## GIVEN TASK
Keep only the lines where "marker" appears.

==================================================

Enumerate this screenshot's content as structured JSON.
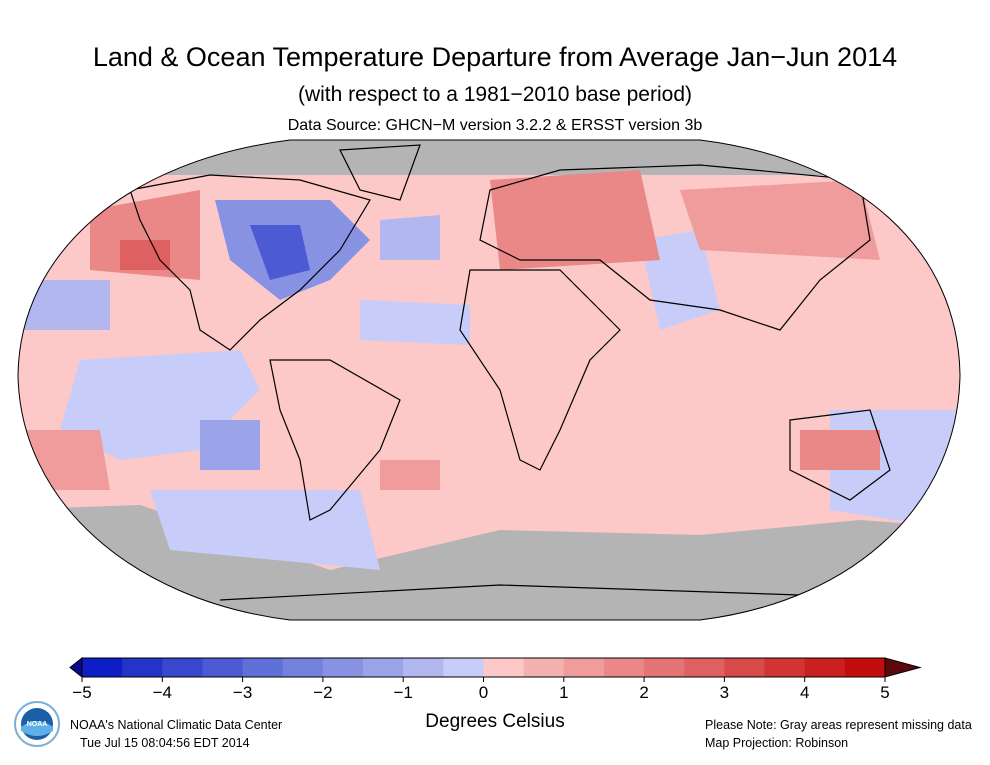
{
  "title": "Land & Ocean Temperature Departure from Average Jan−Jun 2014",
  "subtitle": "(with respect to a 1981−2010 base period)",
  "source": "Data Source: GHCN−M version 3.2.2 & ERSST version 3b",
  "map": {
    "projection": "Robinson",
    "missing_color": "#b4b4b4",
    "outline_color": "#000000"
  },
  "colorbar": {
    "unit_label": "Degrees Celsius",
    "range": [
      -5,
      5
    ],
    "bin_width": 0.5,
    "ticks": [
      "−5",
      "−4",
      "−3",
      "−2",
      "−1",
      "0",
      "1",
      "2",
      "3",
      "4",
      "5"
    ],
    "below_color": "#0a0a8c",
    "above_color": "#5a0a0a",
    "colors": [
      "#0c1ec4",
      "#2434c8",
      "#3848ce",
      "#4c5ad4",
      "#6070d9",
      "#7482de",
      "#8892e3",
      "#9ca4e9",
      "#b2b8ef",
      "#c8ccf8",
      "#fcc8c8",
      "#f5b0b0",
      "#f09c9c",
      "#ea8888",
      "#e47474",
      "#de6060",
      "#d84a4a",
      "#d13434",
      "#ca2020",
      "#c30c0c"
    ]
  },
  "footer": {
    "org": "NOAA's National Climatic Data Center",
    "timestamp": "Tue Jul 15 08:04:56 EDT 2014",
    "note": "Please Note: Gray areas represent missing data",
    "projection_label": "Map Projection: Robinson",
    "logo_text": "NOAA"
  }
}
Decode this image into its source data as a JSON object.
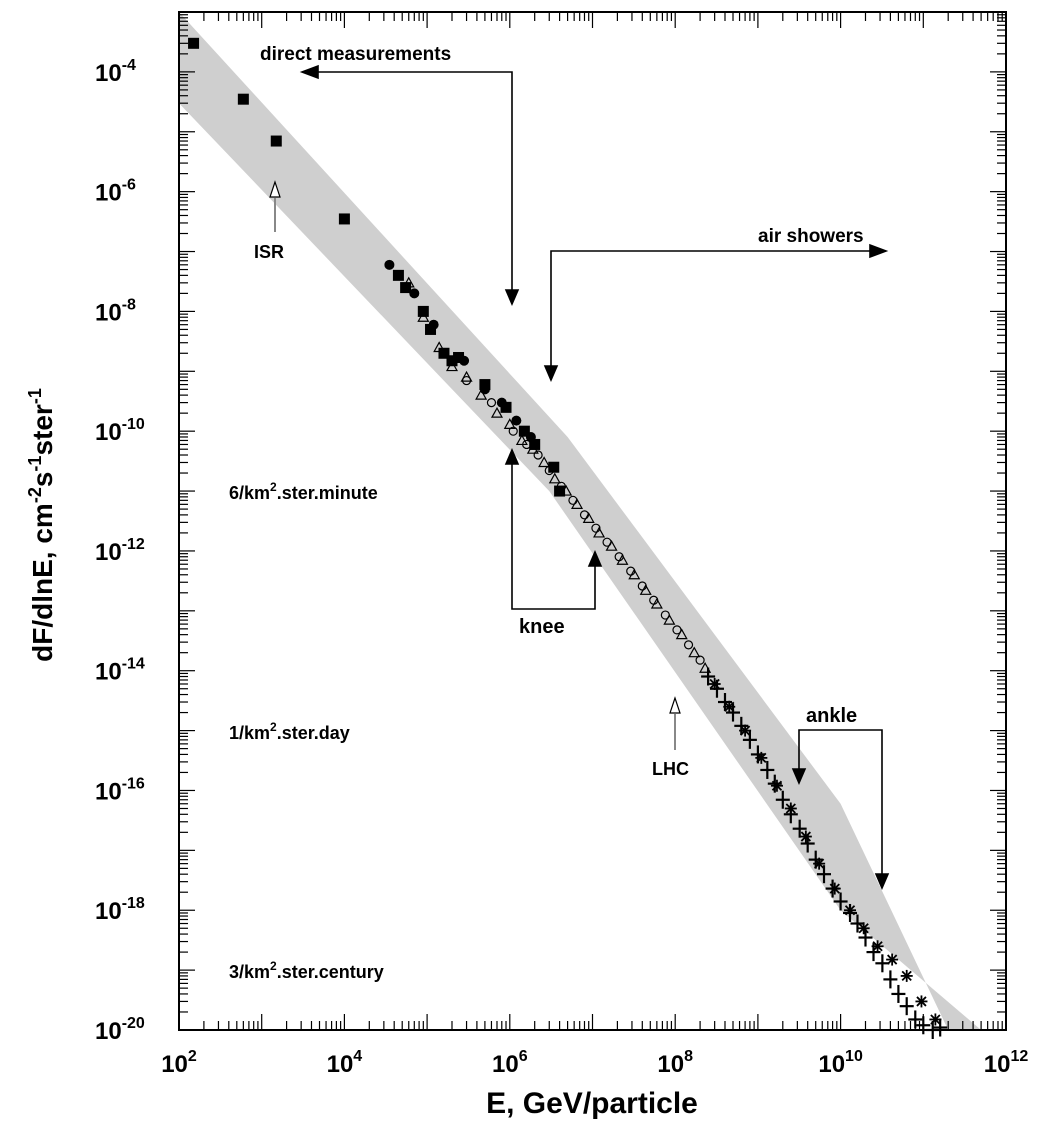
{
  "chart_data": {
    "type": "scatter",
    "xlabel": "E, GeV/particle",
    "ylabel": {
      "base": "dF/dlnE, cm",
      "e1": "-2",
      "mid1": "s",
      "e2": "-1",
      "mid2": "ster",
      "e3": "-1"
    },
    "xscale": "log",
    "yscale": "log",
    "xlim": [
      100.0,
      1000000000000.0
    ],
    "ylim": [
      1e-20,
      0.001
    ],
    "x_ticks": [
      {
        "value": 100.0,
        "base": "10",
        "exp": "2"
      },
      {
        "value": 10000.0,
        "base": "10",
        "exp": "4"
      },
      {
        "value": 1000000.0,
        "base": "10",
        "exp": "6"
      },
      {
        "value": 100000000.0,
        "base": "10",
        "exp": "8"
      },
      {
        "value": 10000000000.0,
        "base": "10",
        "exp": "10"
      },
      {
        "value": 1000000000000.0,
        "base": "10",
        "exp": "12"
      }
    ],
    "y_ticks": [
      {
        "value": 0.0001,
        "base": "10",
        "exp": "-4"
      },
      {
        "value": 1e-06,
        "base": "10",
        "exp": "-6"
      },
      {
        "value": 1e-08,
        "base": "10",
        "exp": "-8"
      },
      {
        "value": 1e-10,
        "base": "10",
        "exp": "-10"
      },
      {
        "value": 1e-12,
        "base": "10",
        "exp": "-12"
      },
      {
        "value": 1e-14,
        "base": "10",
        "exp": "-14"
      },
      {
        "value": 1e-16,
        "base": "10",
        "exp": "-16"
      },
      {
        "value": 1e-18,
        "base": "10",
        "exp": "-18"
      },
      {
        "value": 1e-20,
        "base": "10",
        "exp": "-20"
      }
    ],
    "band": {
      "upper": [
        [
          100.0,
          0.001
        ],
        [
          5000000.0,
          8e-11
        ],
        [
          10000000000.0,
          6e-17
        ],
        [
          200000000000.0,
          1e-20
        ]
      ],
      "lower": [
        [
          500000000000.0,
          1e-20
        ],
        [
          10000000000.0,
          1e-18
        ],
        [
          3000000.0,
          1e-11
        ],
        [
          100.0,
          3e-05
        ]
      ]
    },
    "series": [
      {
        "marker": "square",
        "points": [
          [
            150,
            0.0003
          ],
          [
            600,
            3.5e-05
          ],
          [
            1500,
            7e-06
          ],
          [
            10000.0,
            3.5e-07
          ],
          [
            45000.0,
            4e-08
          ],
          [
            55000.0,
            2.5e-08
          ],
          [
            90000.0,
            1e-08
          ],
          [
            110000.0,
            5e-09
          ],
          [
            160000.0,
            2e-09
          ],
          [
            200000.0,
            1.5e-09
          ],
          [
            240000.0,
            1.7e-09
          ],
          [
            500000.0,
            6e-10
          ],
          [
            900000.0,
            2.5e-10
          ],
          [
            1500000.0,
            1e-10
          ],
          [
            2000000.0,
            6e-11
          ],
          [
            3400000.0,
            2.5e-11
          ],
          [
            4000000.0,
            1e-11
          ]
        ]
      },
      {
        "marker": "circle",
        "points": [
          [
            35000.0,
            6e-08
          ],
          [
            70000.0,
            2e-08
          ],
          [
            120000.0,
            6e-09
          ],
          [
            280000.0,
            1.5e-09
          ],
          [
            500000.0,
            5e-10
          ],
          [
            800000.0,
            3e-10
          ],
          [
            1200000.0,
            1.5e-10
          ],
          [
            1800000.0,
            8e-11
          ]
        ]
      },
      {
        "marker": "triangle",
        "points": [
          [
            60000.0,
            3e-08
          ],
          [
            90000.0,
            8e-09
          ],
          [
            140000.0,
            2.5e-09
          ],
          [
            200000.0,
            1.2e-09
          ],
          [
            300000.0,
            8e-10
          ],
          [
            450000.0,
            4e-10
          ],
          [
            700000.0,
            2e-10
          ],
          [
            1000000.0,
            1.3e-10
          ],
          [
            1400000.0,
            7e-11
          ],
          [
            1900000.0,
            5e-11
          ],
          [
            2600000.0,
            3e-11
          ],
          [
            3500000.0,
            1.6e-11
          ],
          [
            4800000.0,
            1e-11
          ],
          [
            6500000.0,
            6e-12
          ],
          [
            9000000.0,
            3.5e-12
          ],
          [
            12000000.0,
            2e-12
          ],
          [
            17000000.0,
            1.2e-12
          ],
          [
            23000000.0,
            7e-13
          ],
          [
            32000000.0,
            4e-13
          ],
          [
            44000000.0,
            2.2e-13
          ],
          [
            60000000.0,
            1.3e-13
          ],
          [
            85000000.0,
            7e-14
          ],
          [
            120000000.0,
            4e-14
          ],
          [
            170000000.0,
            2e-14
          ],
          [
            230000000.0,
            1.1e-14
          ]
        ]
      },
      {
        "marker": "open-circle",
        "points": [
          [
            300000.0,
            7e-10
          ],
          [
            600000.0,
            3e-10
          ],
          [
            1100000.0,
            1e-10
          ],
          [
            1600000.0,
            6e-11
          ],
          [
            2200000.0,
            4e-11
          ],
          [
            3000000.0,
            2.2e-11
          ],
          [
            4200000.0,
            1.2e-11
          ],
          [
            5800000.0,
            7e-12
          ],
          [
            8000000.0,
            4e-12
          ],
          [
            11000000.0,
            2.4e-12
          ],
          [
            15000000.0,
            1.4e-12
          ],
          [
            21000000.0,
            8e-13
          ],
          [
            29000000.0,
            4.6e-13
          ],
          [
            40000000.0,
            2.6e-13
          ],
          [
            55000000.0,
            1.5e-13
          ],
          [
            76000000.0,
            8.5e-14
          ],
          [
            105000000.0,
            4.8e-14
          ],
          [
            145000000.0,
            2.7e-14
          ],
          [
            200000000.0,
            1.5e-14
          ]
        ]
      },
      {
        "marker": "cross",
        "points": [
          [
            250000000.0,
            8e-15
          ],
          [
            320000000.0,
            5e-15
          ],
          [
            400000000.0,
            3e-15
          ],
          [
            500000000.0,
            2e-15
          ],
          [
            630000000.0,
            1.2e-15
          ],
          [
            800000000.0,
            7e-16
          ],
          [
            1000000000.0,
            4e-16
          ],
          [
            1300000000.0,
            2.2e-16
          ],
          [
            1600000000.0,
            1.3e-16
          ],
          [
            2000000000.0,
            7e-17
          ],
          [
            2500000000.0,
            4e-17
          ],
          [
            3200000000.0,
            2.3e-17
          ],
          [
            4000000000.0,
            1.3e-17
          ],
          [
            5000000000.0,
            7e-18
          ],
          [
            6300000000.0,
            4e-18
          ],
          [
            8000000000.0,
            2.3e-18
          ],
          [
            10000000000.0,
            1.4e-18
          ],
          [
            13000000000.0,
            9e-19
          ],
          [
            16000000000.0,
            6e-19
          ],
          [
            20000000000.0,
            3.5e-19
          ],
          [
            25000000000.0,
            2e-19
          ],
          [
            32000000000.0,
            1.3e-19
          ],
          [
            40000000000.0,
            7e-20
          ],
          [
            50000000000.0,
            4e-20
          ],
          [
            63000000000.0,
            2.5e-20
          ],
          [
            80000000000.0,
            1.5e-20
          ],
          [
            100000000000.0,
            1.2e-20
          ],
          [
            130000000000.0,
            1e-20
          ],
          [
            160000000000.0,
            1.1e-20
          ]
        ]
      },
      {
        "marker": "star",
        "points": [
          [
            300000000.0,
            6e-15
          ],
          [
            450000000.0,
            2.5e-15
          ],
          [
            700000000.0,
            1e-15
          ],
          [
            1100000000.0,
            3.5e-16
          ],
          [
            1700000000.0,
            1.2e-16
          ],
          [
            2500000000.0,
            5e-17
          ],
          [
            3800000000.0,
            1.7e-17
          ],
          [
            5500000000.0,
            6e-18
          ],
          [
            8500000000.0,
            2.3e-18
          ],
          [
            13000000000.0,
            1e-18
          ],
          [
            19000000000.0,
            5e-19
          ],
          [
            28000000000.0,
            2.5e-19
          ],
          [
            42000000000.0,
            1.5e-19
          ],
          [
            63000000000.0,
            8e-20
          ],
          [
            95000000000.0,
            3e-20
          ],
          [
            140000000000.0,
            1.5e-20
          ]
        ]
      }
    ],
    "annotations": {
      "direct": "direct measurements",
      "air": "air showers",
      "knee": "knee",
      "ankle": "ankle",
      "isr": "ISR",
      "lhc": "LHC",
      "rate1": {
        "pre": "6/km",
        "sup": "2",
        "post": ".ster.minute"
      },
      "rate2": {
        "pre": "1/km",
        "sup": "2",
        "post": ".ster.day"
      },
      "rate3": {
        "pre": "3/km",
        "sup": "2",
        "post": ".ster.century"
      }
    }
  }
}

==================================================

## EXERCISE RESULT
        "marker": "square",
        "marker": "circle",
        "marker": "triangle",
        "marker": "open-circle",
        "marker": "cross",
        "marker": "star",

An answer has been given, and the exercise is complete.